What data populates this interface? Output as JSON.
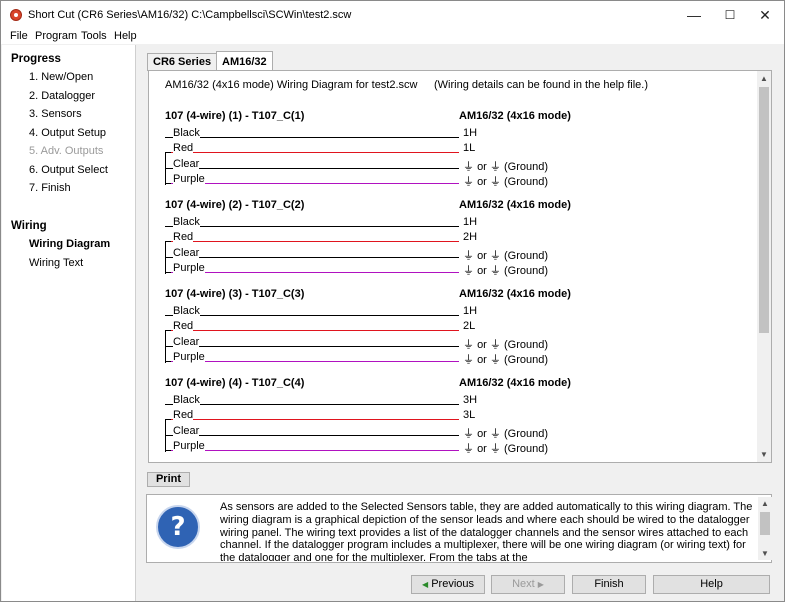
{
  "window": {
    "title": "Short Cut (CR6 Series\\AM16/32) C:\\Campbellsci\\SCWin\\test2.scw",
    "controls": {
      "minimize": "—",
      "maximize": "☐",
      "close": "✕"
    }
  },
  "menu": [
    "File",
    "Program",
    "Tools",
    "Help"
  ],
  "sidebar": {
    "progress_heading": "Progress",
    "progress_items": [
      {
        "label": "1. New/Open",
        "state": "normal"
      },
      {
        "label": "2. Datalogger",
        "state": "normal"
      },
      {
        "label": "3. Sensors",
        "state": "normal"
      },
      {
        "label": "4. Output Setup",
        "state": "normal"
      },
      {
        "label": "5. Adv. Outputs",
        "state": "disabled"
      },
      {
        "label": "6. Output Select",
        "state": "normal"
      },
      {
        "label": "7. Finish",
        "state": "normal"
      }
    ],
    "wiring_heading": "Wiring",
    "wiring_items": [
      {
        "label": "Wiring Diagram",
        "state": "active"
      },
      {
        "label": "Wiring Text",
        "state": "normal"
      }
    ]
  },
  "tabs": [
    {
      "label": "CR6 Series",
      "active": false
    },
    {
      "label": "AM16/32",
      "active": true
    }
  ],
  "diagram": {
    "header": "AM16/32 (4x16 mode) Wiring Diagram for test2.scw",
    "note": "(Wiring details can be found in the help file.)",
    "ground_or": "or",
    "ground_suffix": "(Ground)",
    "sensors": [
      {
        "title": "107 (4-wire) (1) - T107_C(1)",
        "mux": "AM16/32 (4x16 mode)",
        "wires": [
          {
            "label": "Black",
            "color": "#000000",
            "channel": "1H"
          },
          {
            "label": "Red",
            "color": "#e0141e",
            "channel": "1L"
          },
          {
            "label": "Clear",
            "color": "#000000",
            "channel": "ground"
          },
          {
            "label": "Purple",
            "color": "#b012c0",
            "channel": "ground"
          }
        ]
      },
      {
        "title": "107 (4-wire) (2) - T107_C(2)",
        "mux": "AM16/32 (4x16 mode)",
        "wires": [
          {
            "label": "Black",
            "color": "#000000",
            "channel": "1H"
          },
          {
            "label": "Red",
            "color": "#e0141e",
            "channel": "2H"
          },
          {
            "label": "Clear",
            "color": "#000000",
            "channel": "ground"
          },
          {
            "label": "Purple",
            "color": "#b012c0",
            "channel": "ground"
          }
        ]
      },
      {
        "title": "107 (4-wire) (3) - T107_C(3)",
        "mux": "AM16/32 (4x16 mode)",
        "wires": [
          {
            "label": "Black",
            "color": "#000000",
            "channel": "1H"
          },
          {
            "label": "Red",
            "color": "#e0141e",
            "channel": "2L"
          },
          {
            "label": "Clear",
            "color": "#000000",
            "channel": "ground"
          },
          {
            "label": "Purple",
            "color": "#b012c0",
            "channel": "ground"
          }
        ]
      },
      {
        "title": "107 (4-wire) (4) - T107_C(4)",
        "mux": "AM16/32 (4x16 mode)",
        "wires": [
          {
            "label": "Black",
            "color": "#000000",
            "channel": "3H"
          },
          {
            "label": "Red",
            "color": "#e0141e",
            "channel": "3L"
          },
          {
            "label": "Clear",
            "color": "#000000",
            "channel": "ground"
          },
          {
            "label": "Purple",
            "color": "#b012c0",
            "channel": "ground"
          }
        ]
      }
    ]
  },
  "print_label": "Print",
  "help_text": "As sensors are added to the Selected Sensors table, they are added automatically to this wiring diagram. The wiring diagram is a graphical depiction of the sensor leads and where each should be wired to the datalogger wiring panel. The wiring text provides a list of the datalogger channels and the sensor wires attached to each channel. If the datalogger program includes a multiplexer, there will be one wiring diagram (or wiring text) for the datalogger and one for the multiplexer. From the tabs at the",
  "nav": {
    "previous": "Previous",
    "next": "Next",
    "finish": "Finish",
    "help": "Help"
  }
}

Given task:
Retype all entries exactly as they appear, dropping the images.

Written reply:
What data populates this interface? Output as JSON.
{
  "window": {
    "title": "Short Cut (CR6 Series\\AM16/32) C:\\Campbellsci\\SCWin\\test2.scw",
    "controls": {
      "minimize": "—",
      "maximize": "☐",
      "close": "✕"
    }
  },
  "menu": [
    "File",
    "Program",
    "Tools",
    "Help"
  ],
  "sidebar": {
    "progress_heading": "Progress",
    "progress_items": [
      {
        "label": "1. New/Open",
        "state": "normal"
      },
      {
        "label": "2. Datalogger",
        "state": "normal"
      },
      {
        "label": "3. Sensors",
        "state": "normal"
      },
      {
        "label": "4. Output Setup",
        "state": "normal"
      },
      {
        "label": "5. Adv. Outputs",
        "state": "disabled"
      },
      {
        "label": "6. Output Select",
        "state": "normal"
      },
      {
        "label": "7. Finish",
        "state": "normal"
      }
    ],
    "wiring_heading": "Wiring",
    "wiring_items": [
      {
        "label": "Wiring Diagram",
        "state": "active"
      },
      {
        "label": "Wiring Text",
        "state": "normal"
      }
    ]
  },
  "tabs": [
    {
      "label": "CR6 Series",
      "active": false
    },
    {
      "label": "AM16/32",
      "active": true
    }
  ],
  "diagram": {
    "header": "AM16/32 (4x16 mode) Wiring Diagram for test2.scw",
    "note": "(Wiring details can be found in the help file.)",
    "ground_or": "or",
    "ground_suffix": "(Ground)",
    "sensors": [
      {
        "title": "107 (4-wire) (1) - T107_C(1)",
        "mux": "AM16/32 (4x16 mode)",
        "wires": [
          {
            "label": "Black",
            "color": "#000000",
            "channel": "1H"
          },
          {
            "label": "Red",
            "color": "#e0141e",
            "channel": "1L"
          },
          {
            "label": "Clear",
            "color": "#000000",
            "channel": "ground"
          },
          {
            "label": "Purple",
            "color": "#b012c0",
            "channel": "ground"
          }
        ]
      },
      {
        "title": "107 (4-wire) (2) - T107_C(2)",
        "mux": "AM16/32 (4x16 mode)",
        "wires": [
          {
            "label": "Black",
            "color": "#000000",
            "channel": "1H"
          },
          {
            "label": "Red",
            "color": "#e0141e",
            "channel": "2H"
          },
          {
            "label": "Clear",
            "color": "#000000",
            "channel": "ground"
          },
          {
            "label": "Purple",
            "color": "#b012c0",
            "channel": "ground"
          }
        ]
      },
      {
        "title": "107 (4-wire) (3) - T107_C(3)",
        "mux": "AM16/32 (4x16 mode)",
        "wires": [
          {
            "label": "Black",
            "color": "#000000",
            "channel": "1H"
          },
          {
            "label": "Red",
            "color": "#e0141e",
            "channel": "2L"
          },
          {
            "label": "Clear",
            "color": "#000000",
            "channel": "ground"
          },
          {
            "label": "Purple",
            "color": "#b012c0",
            "channel": "ground"
          }
        ]
      },
      {
        "title": "107 (4-wire) (4) - T107_C(4)",
        "mux": "AM16/32 (4x16 mode)",
        "wires": [
          {
            "label": "Black",
            "color": "#000000",
            "channel": "3H"
          },
          {
            "label": "Red",
            "color": "#e0141e",
            "channel": "3L"
          },
          {
            "label": "Clear",
            "color": "#000000",
            "channel": "ground"
          },
          {
            "label": "Purple",
            "color": "#b012c0",
            "channel": "ground"
          }
        ]
      }
    ]
  },
  "print_label": "Print",
  "help_text": "As sensors are added to the Selected Sensors table, they are added automatically to this wiring diagram. The wiring diagram is a graphical depiction of the sensor leads and where each should be wired to the datalogger wiring panel. The wiring text provides a list of the datalogger channels and the sensor wires attached to each channel. If the datalogger program includes a multiplexer, there will be one wiring diagram (or wiring text) for the datalogger and one for the multiplexer. From the tabs at the",
  "nav": {
    "previous": "Previous",
    "next": "Next",
    "finish": "Finish",
    "help": "Help"
  }
}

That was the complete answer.